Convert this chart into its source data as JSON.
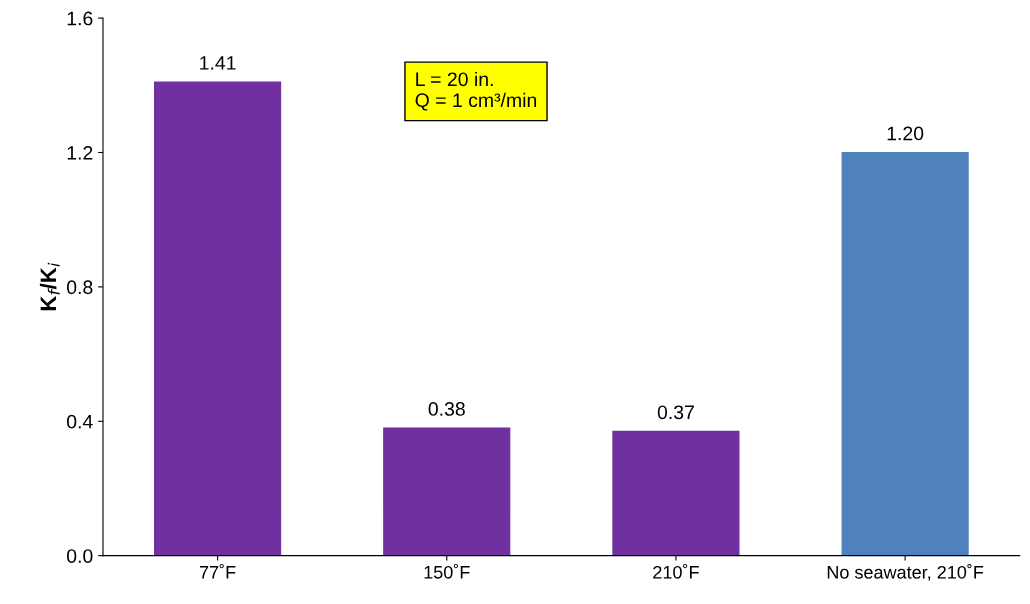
{
  "chart_data": {
    "type": "bar",
    "categories": [
      "77˚F",
      "150˚F",
      "210˚F",
      "No seawater, 210˚F"
    ],
    "values": [
      1.41,
      0.38,
      0.37,
      1.2
    ],
    "colors": [
      "#7030a0",
      "#7030a0",
      "#7030a0",
      "#4f81bd"
    ],
    "value_labels": [
      "1.41",
      "0.38",
      "0.37",
      "1.20"
    ],
    "ylabel": "K$_{f}$/K$_{i}$",
    "ylim": [
      0,
      1.6
    ],
    "yticks": [
      {
        "value": 0,
        "label": "0.0"
      },
      {
        "value": 0.4,
        "label": "0.4"
      },
      {
        "value": 0.8,
        "label": "0.8"
      },
      {
        "value": 1.2,
        "label": "1.2"
      },
      {
        "value": 1.6,
        "label": "1.6"
      }
    ],
    "annotations": [
      "L = 20 in.\nQ = 1 cm³/min"
    ],
    "grid": false,
    "legend": false
  }
}
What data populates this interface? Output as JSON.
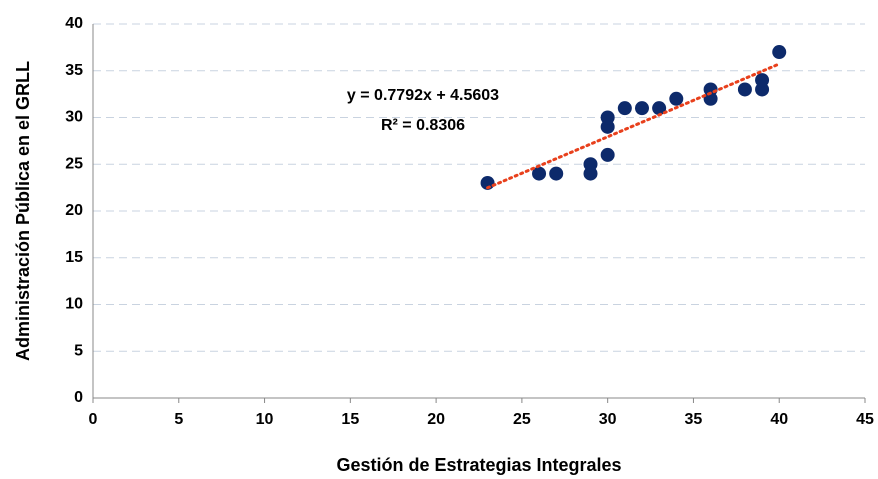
{
  "chart_data": {
    "type": "scatter",
    "x_label": "Gestión de Estrategias Integrales",
    "y_label": "Administración Pública en el GRLL",
    "x": [
      23,
      26,
      27,
      29,
      29,
      30,
      30,
      30,
      31,
      32,
      33,
      34,
      36,
      36,
      38,
      39,
      39,
      40
    ],
    "y": [
      23,
      24,
      24,
      24,
      25,
      26,
      29,
      30,
      31,
      31,
      31,
      32,
      32,
      33,
      33,
      33,
      34,
      37
    ],
    "color": "#0d2a6b",
    "xlim": [
      0,
      45
    ],
    "xticks": [
      0,
      5,
      10,
      15,
      20,
      25,
      30,
      35,
      40,
      45
    ],
    "ylim": [
      0,
      40
    ],
    "yticks": [
      0,
      5,
      10,
      15,
      20,
      25,
      30,
      35,
      40
    ],
    "grid": true,
    "trendline": {
      "equation": "y = 0.7792x + 4.5603",
      "r2_label": "R² = 0.8306",
      "slope": 0.7792,
      "intercept": 4.5603,
      "color": "#e8401c"
    }
  }
}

→ What the exercise asks
Show the lines where the word "this" appears in the entries.

→ Reply
Convert this chart into its source data as JSON.
What data populates this interface? Output as JSON.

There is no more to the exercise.